>> Start

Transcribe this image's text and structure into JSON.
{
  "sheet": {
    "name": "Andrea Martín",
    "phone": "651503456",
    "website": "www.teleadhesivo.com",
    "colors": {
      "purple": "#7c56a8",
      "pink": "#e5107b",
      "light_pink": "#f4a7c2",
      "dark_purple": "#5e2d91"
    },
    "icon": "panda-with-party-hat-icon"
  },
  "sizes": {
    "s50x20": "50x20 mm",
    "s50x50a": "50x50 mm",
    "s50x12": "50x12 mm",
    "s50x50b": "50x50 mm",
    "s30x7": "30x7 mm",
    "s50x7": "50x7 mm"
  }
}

>> End

* [What is asked]
Nothing should be left out: repeat all of the data exactly.

* [Exercise answer]
Transcribe this image's text and structure into JSON.
{
  "sheet": {
    "name": "Andrea Martín",
    "phone": "651503456",
    "website": "www.teleadhesivo.com",
    "colors": {
      "purple": "#7c56a8",
      "pink": "#e5107b",
      "light_pink": "#f4a7c2",
      "dark_purple": "#5e2d91"
    },
    "icon": "panda-with-party-hat-icon"
  },
  "sizes": {
    "s50x20": "50x20 mm",
    "s50x50a": "50x50 mm",
    "s50x12": "50x12 mm",
    "s50x50b": "50x50 mm",
    "s30x7": "30x7 mm",
    "s50x7": "50x7 mm"
  }
}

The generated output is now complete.